++++ Record list ++++

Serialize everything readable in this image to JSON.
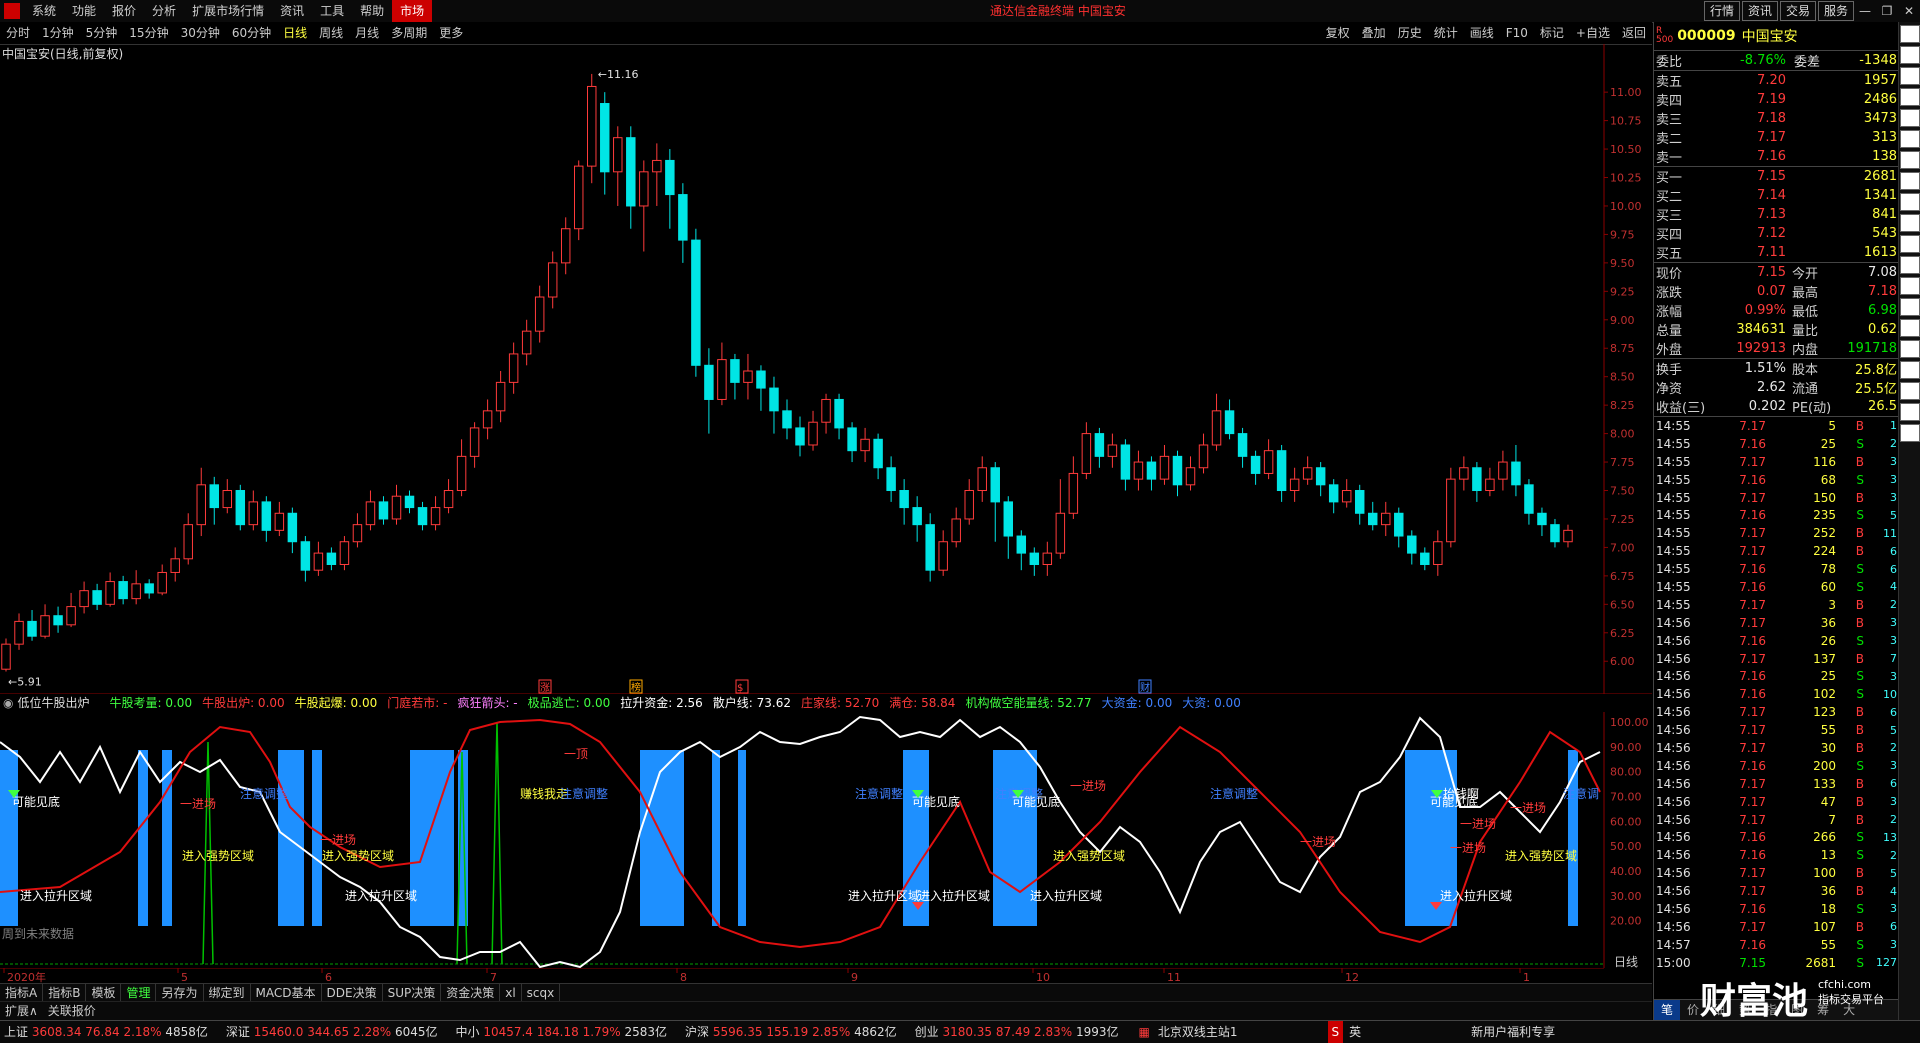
{
  "menu": [
    "系统",
    "功能",
    "报价",
    "分析",
    "扩展市场行情",
    "资讯",
    "工具",
    "帮助",
    "市场"
  ],
  "window_title": "通达信金融终端  中国宝安",
  "top_buttons": [
    "行情",
    "资讯",
    "交易",
    "服务"
  ],
  "periods": [
    "分时",
    "1分钟",
    "5分钟",
    "15分钟",
    "30分钟",
    "60分钟",
    "日线",
    "周线",
    "月线",
    "多周期",
    "更多"
  ],
  "selected_period": "日线",
  "tools": [
    "复权",
    "叠加",
    "历史",
    "统计",
    "画线",
    "F10",
    "标记",
    "+自选",
    "返回"
  ],
  "chart": {
    "title": "中国宝安(日线,前复权)",
    "y_ticks": [
      "11.00",
      "10.75",
      "10.50",
      "10.25",
      "10.00",
      "9.75",
      "9.50",
      "9.25",
      "9.00",
      "8.75",
      "8.50",
      "8.25",
      "8.00",
      "7.75",
      "7.50",
      "7.25",
      "7.00",
      "6.75",
      "6.50",
      "6.25",
      "6.00"
    ],
    "high_label": "11.16",
    "low_label": "5.91",
    "markers": [
      "涨",
      "榜",
      "$",
      "财"
    ]
  },
  "chart_data": {
    "type": "candlestick",
    "ylim": [
      5.8,
      11.3
    ],
    "candles": [
      [
        5.93,
        6.15,
        5.91,
        6.2
      ],
      [
        6.15,
        6.35,
        6.1,
        6.42
      ],
      [
        6.35,
        6.22,
        6.18,
        6.45
      ],
      [
        6.22,
        6.4,
        6.2,
        6.5
      ],
      [
        6.4,
        6.32,
        6.25,
        6.48
      ],
      [
        6.32,
        6.48,
        6.3,
        6.6
      ],
      [
        6.48,
        6.62,
        6.42,
        6.7
      ],
      [
        6.62,
        6.5,
        6.45,
        6.68
      ],
      [
        6.5,
        6.7,
        6.48,
        6.78
      ],
      [
        6.7,
        6.55,
        6.5,
        6.75
      ],
      [
        6.55,
        6.68,
        6.5,
        6.8
      ],
      [
        6.68,
        6.6,
        6.55,
        6.72
      ],
      [
        6.6,
        6.78,
        6.58,
        6.85
      ],
      [
        6.78,
        6.9,
        6.7,
        7.0
      ],
      [
        6.9,
        7.2,
        6.85,
        7.3
      ],
      [
        7.2,
        7.55,
        7.1,
        7.7
      ],
      [
        7.55,
        7.35,
        7.2,
        7.62
      ],
      [
        7.35,
        7.5,
        7.3,
        7.6
      ],
      [
        7.5,
        7.2,
        7.15,
        7.55
      ],
      [
        7.2,
        7.4,
        7.15,
        7.5
      ],
      [
        7.4,
        7.15,
        7.05,
        7.45
      ],
      [
        7.15,
        7.3,
        7.1,
        7.4
      ],
      [
        7.3,
        7.05,
        6.95,
        7.35
      ],
      [
        7.05,
        6.8,
        6.7,
        7.1
      ],
      [
        6.8,
        6.95,
        6.75,
        7.05
      ],
      [
        6.95,
        6.85,
        6.8,
        7.0
      ],
      [
        6.85,
        7.05,
        6.8,
        7.1
      ],
      [
        7.05,
        7.2,
        7.0,
        7.3
      ],
      [
        7.2,
        7.4,
        7.15,
        7.5
      ],
      [
        7.4,
        7.25,
        7.2,
        7.45
      ],
      [
        7.25,
        7.45,
        7.2,
        7.55
      ],
      [
        7.45,
        7.35,
        7.3,
        7.5
      ],
      [
        7.35,
        7.2,
        7.15,
        7.4
      ],
      [
        7.2,
        7.35,
        7.15,
        7.45
      ],
      [
        7.35,
        7.5,
        7.3,
        7.6
      ],
      [
        7.5,
        7.8,
        7.45,
        7.95
      ],
      [
        7.8,
        8.05,
        7.7,
        8.1
      ],
      [
        8.05,
        8.2,
        7.95,
        8.3
      ],
      [
        8.2,
        8.45,
        8.1,
        8.55
      ],
      [
        8.45,
        8.7,
        8.35,
        8.8
      ],
      [
        8.7,
        8.9,
        8.6,
        9.0
      ],
      [
        8.9,
        9.2,
        8.8,
        9.3
      ],
      [
        9.2,
        9.5,
        9.1,
        9.6
      ],
      [
        9.5,
        9.8,
        9.4,
        9.9
      ],
      [
        9.8,
        10.35,
        9.7,
        10.4
      ],
      [
        10.35,
        11.05,
        10.2,
        11.16
      ],
      [
        10.9,
        10.3,
        10.1,
        11.0
      ],
      [
        10.3,
        10.6,
        10.0,
        10.7
      ],
      [
        10.6,
        10.0,
        9.8,
        10.7
      ],
      [
        10.0,
        10.3,
        9.6,
        10.4
      ],
      [
        10.3,
        10.4,
        10.0,
        10.55
      ],
      [
        10.4,
        10.1,
        9.8,
        10.5
      ],
      [
        10.1,
        9.7,
        9.5,
        10.2
      ],
      [
        9.7,
        8.6,
        8.5,
        9.8
      ],
      [
        8.6,
        8.3,
        8.0,
        8.75
      ],
      [
        8.3,
        8.65,
        8.25,
        8.8
      ],
      [
        8.65,
        8.45,
        8.3,
        8.7
      ],
      [
        8.45,
        8.55,
        8.3,
        8.7
      ],
      [
        8.55,
        8.4,
        8.2,
        8.6
      ],
      [
        8.4,
        8.2,
        8.0,
        8.5
      ],
      [
        8.2,
        8.05,
        7.95,
        8.3
      ],
      [
        8.05,
        7.9,
        7.8,
        8.15
      ],
      [
        7.9,
        8.1,
        7.85,
        8.2
      ],
      [
        8.1,
        8.3,
        8.0,
        8.35
      ],
      [
        8.3,
        8.05,
        7.95,
        8.35
      ],
      [
        8.05,
        7.85,
        7.75,
        8.1
      ],
      [
        7.85,
        7.95,
        7.75,
        8.05
      ],
      [
        7.95,
        7.7,
        7.6,
        8.0
      ],
      [
        7.7,
        7.5,
        7.4,
        7.8
      ],
      [
        7.5,
        7.35,
        7.2,
        7.6
      ],
      [
        7.35,
        7.2,
        7.05,
        7.45
      ],
      [
        7.2,
        6.8,
        6.7,
        7.3
      ],
      [
        6.8,
        7.05,
        6.75,
        7.15
      ],
      [
        7.05,
        7.25,
        7.0,
        7.35
      ],
      [
        7.25,
        7.5,
        7.2,
        7.6
      ],
      [
        7.5,
        7.7,
        7.4,
        7.8
      ],
      [
        7.7,
        7.4,
        7.05,
        7.75
      ],
      [
        7.4,
        7.1,
        6.9,
        7.45
      ],
      [
        7.1,
        6.95,
        6.8,
        7.15
      ],
      [
        6.95,
        6.85,
        6.75,
        7.0
      ],
      [
        6.85,
        6.95,
        6.75,
        7.05
      ],
      [
        6.95,
        7.3,
        6.9,
        7.6
      ],
      [
        7.3,
        7.65,
        7.25,
        7.8
      ],
      [
        7.65,
        8.0,
        7.6,
        8.1
      ],
      [
        8.0,
        7.8,
        7.7,
        8.05
      ],
      [
        7.8,
        7.9,
        7.7,
        8.0
      ],
      [
        7.9,
        7.6,
        7.5,
        7.95
      ],
      [
        7.6,
        7.75,
        7.5,
        7.85
      ],
      [
        7.75,
        7.6,
        7.5,
        7.8
      ],
      [
        7.6,
        7.8,
        7.55,
        7.9
      ],
      [
        7.8,
        7.55,
        7.45,
        7.85
      ],
      [
        7.55,
        7.7,
        7.5,
        7.8
      ],
      [
        7.7,
        7.9,
        7.65,
        8.0
      ],
      [
        7.9,
        8.2,
        7.85,
        8.35
      ],
      [
        8.2,
        8.0,
        7.95,
        8.3
      ],
      [
        8.0,
        7.8,
        7.7,
        8.05
      ],
      [
        7.8,
        7.65,
        7.55,
        7.85
      ],
      [
        7.65,
        7.85,
        7.6,
        7.95
      ],
      [
        7.85,
        7.5,
        7.4,
        7.9
      ],
      [
        7.5,
        7.6,
        7.4,
        7.7
      ],
      [
        7.6,
        7.7,
        7.55,
        7.8
      ],
      [
        7.7,
        7.55,
        7.45,
        7.75
      ],
      [
        7.55,
        7.4,
        7.3,
        7.6
      ],
      [
        7.4,
        7.5,
        7.35,
        7.6
      ],
      [
        7.5,
        7.3,
        7.2,
        7.55
      ],
      [
        7.3,
        7.2,
        7.15,
        7.4
      ],
      [
        7.2,
        7.3,
        7.1,
        7.4
      ],
      [
        7.3,
        7.1,
        7.0,
        7.35
      ],
      [
        7.1,
        6.95,
        6.85,
        7.15
      ],
      [
        6.95,
        6.85,
        6.8,
        7.0
      ],
      [
        6.85,
        7.05,
        6.75,
        7.15
      ],
      [
        7.05,
        7.6,
        7.0,
        7.7
      ],
      [
        7.6,
        7.7,
        7.5,
        7.8
      ],
      [
        7.7,
        7.5,
        7.4,
        7.75
      ],
      [
        7.5,
        7.6,
        7.45,
        7.7
      ],
      [
        7.6,
        7.75,
        7.5,
        7.85
      ],
      [
        7.75,
        7.55,
        7.45,
        7.9
      ],
      [
        7.55,
        7.3,
        7.2,
        7.6
      ],
      [
        7.3,
        7.2,
        7.1,
        7.35
      ],
      [
        7.2,
        7.05,
        7.0,
        7.25
      ],
      [
        7.05,
        7.15,
        7.0,
        7.2
      ]
    ]
  },
  "indicator": {
    "name": "低位牛股出炉",
    "items": [
      {
        "text": "牛股考量: 0.00",
        "color": "#40ff40"
      },
      {
        "text": "牛股出炉: 0.00",
        "color": "#ff3b3b"
      },
      {
        "text": "牛股起爆: 0.00",
        "color": "#ffff40"
      },
      {
        "text": "门庭若市: -",
        "color": "#ff3b3b"
      },
      {
        "text": "疯狂箭头: -",
        "color": "#ff80ff"
      },
      {
        "text": "极品逃亡: 0.00",
        "color": "#40ff40"
      },
      {
        "text": "拉升资金: 2.56",
        "color": "#ffffff"
      },
      {
        "text": "散户线: 73.62",
        "color": "#ffffff"
      },
      {
        "text": "庄家线: 52.70",
        "color": "#ff3b3b"
      },
      {
        "text": "满仓: 58.84",
        "color": "#ff3b3b"
      },
      {
        "text": "机构做空能量线: 52.77",
        "color": "#40ff40"
      },
      {
        "text": "大资金: 0.00",
        "color": "#4080ff"
      },
      {
        "text": "大资: 0.00",
        "color": "#4080ff"
      }
    ],
    "y_ticks": [
      "100.00",
      "90.00",
      "80.00",
      "70.00",
      "60.00",
      "50.00",
      "40.00",
      "30.00",
      "20.00"
    ],
    "labels": [
      {
        "t": "可能见底",
        "c": "#ffffff"
      },
      {
        "t": "一进场",
        "c": "#ff3b3b"
      },
      {
        "t": "注意调整",
        "c": "#4080ff"
      },
      {
        "t": "进入强势区域",
        "c": "#ffff40"
      },
      {
        "t": "进入拉升区域",
        "c": "#ffffff"
      },
      {
        "t": "一进场",
        "c": "#ff3b3b"
      },
      {
        "t": "进入强势区域",
        "c": "#ffff40"
      },
      {
        "t": "进入拉升区域",
        "c": "#ffffff"
      },
      {
        "t": "一顶",
        "c": "#ff3b3b"
      },
      {
        "t": "赚钱我走",
        "c": "#ffff40"
      },
      {
        "t": "注意调整",
        "c": "#4080ff"
      },
      {
        "t": "注意调整",
        "c": "#4080ff"
      },
      {
        "t": "可能见底",
        "c": "#ffffff"
      },
      {
        "t": "进入拉升区域",
        "c": "#ffffff"
      },
      {
        "t": "进入拉升区域",
        "c": "#ffffff"
      },
      {
        "t": "注意调整",
        "c": "#4080ff"
      },
      {
        "t": "可能见底",
        "c": "#ffffff"
      },
      {
        "t": "一进场",
        "c": "#ff3b3b"
      },
      {
        "t": "进入强势区域",
        "c": "#ffff40"
      },
      {
        "t": "进入拉升区域",
        "c": "#ffffff"
      },
      {
        "t": "注意调整",
        "c": "#4080ff"
      },
      {
        "t": "一进场",
        "c": "#ff3b3b"
      },
      {
        "t": "可能见底",
        "c": "#ffffff"
      },
      {
        "t": "抬钱啊",
        "c": "#ffffff"
      },
      {
        "t": "一进场",
        "c": "#ff3b3b"
      },
      {
        "t": "一进场",
        "c": "#ff3b3b"
      },
      {
        "t": "一进场",
        "c": "#ff3b3b"
      },
      {
        "t": "进入强势区域",
        "c": "#ffff40"
      },
      {
        "t": "进入拉升区域",
        "c": "#ffffff"
      },
      {
        "t": "注意调",
        "c": "#4080ff"
      },
      {
        "t": "周到未来数据",
        "c": "#808080"
      }
    ],
    "period_label": "日线"
  },
  "dates": [
    "2020年",
    "5",
    "6",
    "7",
    "8",
    "9",
    "10",
    "11",
    "12",
    "1"
  ],
  "bottom_tabs": [
    "指标A",
    "指标B",
    "模板",
    "管理",
    "另存为",
    "绑定到",
    "MACD基本",
    "DDE决策",
    "SUP决策",
    "资金决策",
    "xl",
    "scqx"
  ],
  "ext_tabs": [
    "扩展∧",
    "关联报价"
  ],
  "status": {
    "indices": [
      {
        "name": "上证",
        "val": "3608.34",
        "chg": "76.84",
        "pct": "2.18%",
        "amt": "4858亿"
      },
      {
        "name": "深证",
        "val": "15460.0",
        "chg": "344.65",
        "pct": "2.28%",
        "amt": "6045亿"
      },
      {
        "name": "中小",
        "val": "10457.4",
        "chg": "184.18",
        "pct": "1.79%",
        "amt": "2583亿"
      },
      {
        "name": "沪深",
        "val": "5596.35",
        "chg": "155.19",
        "pct": "2.85%",
        "amt": "4862亿"
      },
      {
        "name": "创业",
        "val": "3180.35",
        "chg": "87.49",
        "pct": "2.83%",
        "amt": "1993亿"
      }
    ],
    "server": "北京双线主站1",
    "promo": "新用户福利专享",
    "ime": "英"
  },
  "quote": {
    "code": "000009",
    "name": "中国宝安",
    "wb": {
      "label": "委比",
      "pct": "-8.76%",
      "diff_label": "委差",
      "diff": "-1348"
    },
    "asks": [
      {
        "l": "卖五",
        "p": "7.20",
        "v": "1957"
      },
      {
        "l": "卖四",
        "p": "7.19",
        "v": "2486"
      },
      {
        "l": "卖三",
        "p": "7.18",
        "v": "3473"
      },
      {
        "l": "卖二",
        "p": "7.17",
        "v": "313"
      },
      {
        "l": "卖一",
        "p": "7.16",
        "v": "138"
      }
    ],
    "bids": [
      {
        "l": "买一",
        "p": "7.15",
        "v": "2681"
      },
      {
        "l": "买二",
        "p": "7.14",
        "v": "1341"
      },
      {
        "l": "买三",
        "p": "7.13",
        "v": "841"
      },
      {
        "l": "买四",
        "p": "7.12",
        "v": "543"
      },
      {
        "l": "买五",
        "p": "7.11",
        "v": "1613"
      }
    ],
    "stats": [
      {
        "a": "现价",
        "av": "7.15",
        "ac": "red",
        "b": "今开",
        "bv": "7.08",
        "bc": "white"
      },
      {
        "a": "涨跌",
        "av": "0.07",
        "ac": "red",
        "b": "最高",
        "bv": "7.18",
        "bc": "red"
      },
      {
        "a": "涨幅",
        "av": "0.99%",
        "ac": "red",
        "b": "最低",
        "bv": "6.98",
        "bc": "green"
      },
      {
        "a": "总量",
        "av": "384631",
        "ac": "yellow",
        "b": "量比",
        "bv": "0.62",
        "bc": "yellow"
      },
      {
        "a": "外盘",
        "av": "192913",
        "ac": "red",
        "b": "内盘",
        "bv": "191718",
        "bc": "green"
      }
    ],
    "fin": [
      {
        "a": "换手",
        "av": "1.51%",
        "b": "股本",
        "bv": "25.8亿"
      },
      {
        "a": "净资",
        "av": "2.62",
        "b": "流通",
        "bv": "25.5亿"
      },
      {
        "a": "收益(三)",
        "av": "0.202",
        "b": "PE(动)",
        "bv": "26.5"
      }
    ],
    "ticks": [
      [
        "14:55",
        "7.17",
        "5",
        "B",
        "1"
      ],
      [
        "14:55",
        "7.16",
        "25",
        "S",
        "2"
      ],
      [
        "14:55",
        "7.17",
        "116",
        "B",
        "3"
      ],
      [
        "14:55",
        "7.16",
        "68",
        "S",
        "3"
      ],
      [
        "14:55",
        "7.17",
        "150",
        "B",
        "3"
      ],
      [
        "14:55",
        "7.16",
        "235",
        "S",
        "5"
      ],
      [
        "14:55",
        "7.17",
        "252",
        "B",
        "11"
      ],
      [
        "14:55",
        "7.17",
        "224",
        "B",
        "6"
      ],
      [
        "14:55",
        "7.16",
        "78",
        "S",
        "6"
      ],
      [
        "14:55",
        "7.16",
        "60",
        "S",
        "4"
      ],
      [
        "14:55",
        "7.17",
        "3",
        "B",
        "2"
      ],
      [
        "14:56",
        "7.17",
        "36",
        "B",
        "3"
      ],
      [
        "14:56",
        "7.16",
        "26",
        "S",
        "3"
      ],
      [
        "14:56",
        "7.17",
        "137",
        "B",
        "7"
      ],
      [
        "14:56",
        "7.16",
        "25",
        "S",
        "3"
      ],
      [
        "14:56",
        "7.16",
        "102",
        "S",
        "10"
      ],
      [
        "14:56",
        "7.17",
        "123",
        "B",
        "6"
      ],
      [
        "14:56",
        "7.17",
        "55",
        "B",
        "5"
      ],
      [
        "14:56",
        "7.17",
        "30",
        "B",
        "2"
      ],
      [
        "14:56",
        "7.16",
        "200",
        "S",
        "3"
      ],
      [
        "14:56",
        "7.17",
        "133",
        "B",
        "6"
      ],
      [
        "14:56",
        "7.17",
        "47",
        "B",
        "3"
      ],
      [
        "14:56",
        "7.17",
        "7",
        "B",
        "2"
      ],
      [
        "14:56",
        "7.16",
        "266",
        "S",
        "13"
      ],
      [
        "14:56",
        "7.16",
        "13",
        "S",
        "2"
      ],
      [
        "14:56",
        "7.17",
        "100",
        "B",
        "5"
      ],
      [
        "14:56",
        "7.17",
        "36",
        "B",
        "4"
      ],
      [
        "14:56",
        "7.16",
        "18",
        "S",
        "3"
      ],
      [
        "14:56",
        "7.17",
        "107",
        "B",
        "6"
      ],
      [
        "14:57",
        "7.16",
        "55",
        "S",
        "3"
      ],
      [
        "15:00",
        "7.15",
        "2681",
        "S",
        "127"
      ]
    ],
    "tabs": [
      "笔",
      "价",
      "细",
      "势",
      "指",
      "图",
      "筹",
      "大"
    ]
  },
  "watermark": {
    "text": "财富池",
    "sub": "cfchi.com",
    "sub2": "指标交易平台"
  }
}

++++

• _Exercise_:
In the listing, find all lines with the string "中国宝安" and copy them.

• _Answer in full_:
  "window_title": "通达信金融终端  中国宝安",
    "title": "中国宝安(日线,前复权)",
    "name": "中国宝安",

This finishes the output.